[Recorded data]
======
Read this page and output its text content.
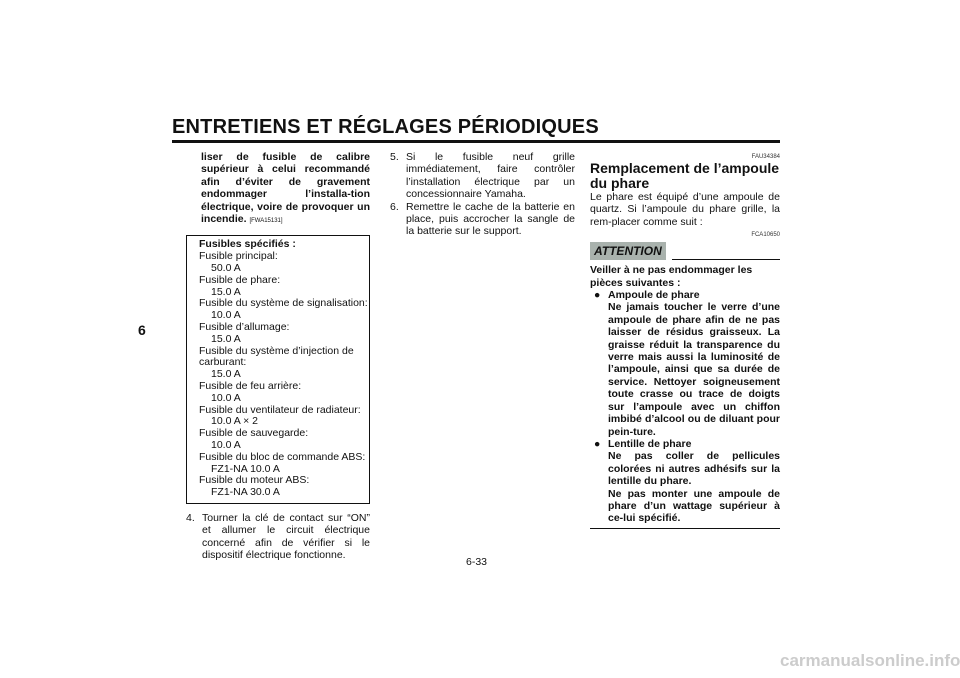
ENTRETIENS ET RÉGLAGES PÉRIODIQUES
6
liser de fusible de calibre supérieur à celui recommandé afin d’éviter de gravement endommager l’installa-tion électrique, voire de provoquer un incendie. [FWA15131]
Fusibles spécifiés :
Fusible principal:
50.0 A
Fusible de phare:
15.0 A
Fusible du système de signalisation:
10.0 A
Fusible d’allumage:
15.0 A
Fusible du système d’injection de carburant:
15.0 A
Fusible de feu arrière:
10.0 A
Fusible du ventilateur de radiateur:
10.0 A × 2
Fusible de sauvegarde:
10.0 A
Fusible du bloc de commande ABS:
FZ1-NA 10.0 A
Fusible du moteur ABS:
FZ1-NA 30.0 A
4. Tourner la clé de contact sur “ON” et allumer le circuit électrique concerné afin de vérifier si le dispositif électrique fonctionne.
5. Si le fusible neuf grille immédiatement, faire contrôler l’installation électrique par un concessionnaire Yamaha.
6. Remettre le cache de la batterie en place, puis accrocher la sangle de la batterie sur le support.
FAU34384
Remplacement de l’ampoule du phare
Le phare est équipé d’une ampoule de quartz. Si l’ampoule du phare grille, la rem-placer comme suit :
FCA10650
ATTENTION
Veiller à ne pas endommager les pièces suivantes :
● Ampoule de phare
Ne jamais toucher le verre d’une ampoule de phare afin de ne pas laisser de résidus graisseux. La graisse réduit la transparence du verre mais aussi la luminosité de l’ampoule, ainsi que sa durée de service. Nettoyer soigneusement toute crasse ou trace de doigts sur l’ampoule avec un chiffon imbibé d’alcool ou de diluant pour pein-ture.
● Lentille de phare
Ne pas coller de pellicules colorées ni autres adhésifs sur la lentille du phare.
Ne pas monter une ampoule de phare d’un wattage supérieur à ce-lui spécifié.
6-33
carmanualsonline.info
======
In the lines above, locate the string "supérieur". Copy every line where it occurs.

liser de fusible de calibre supérieur à celui recommandé afin d’éviter de gravement endommager l’installa-tion électrique, voire de provoquer un incendie. [FWA15131]
Ne pas monter une ampoule de phare d’un wattage supérieur à ce-lui spécifié.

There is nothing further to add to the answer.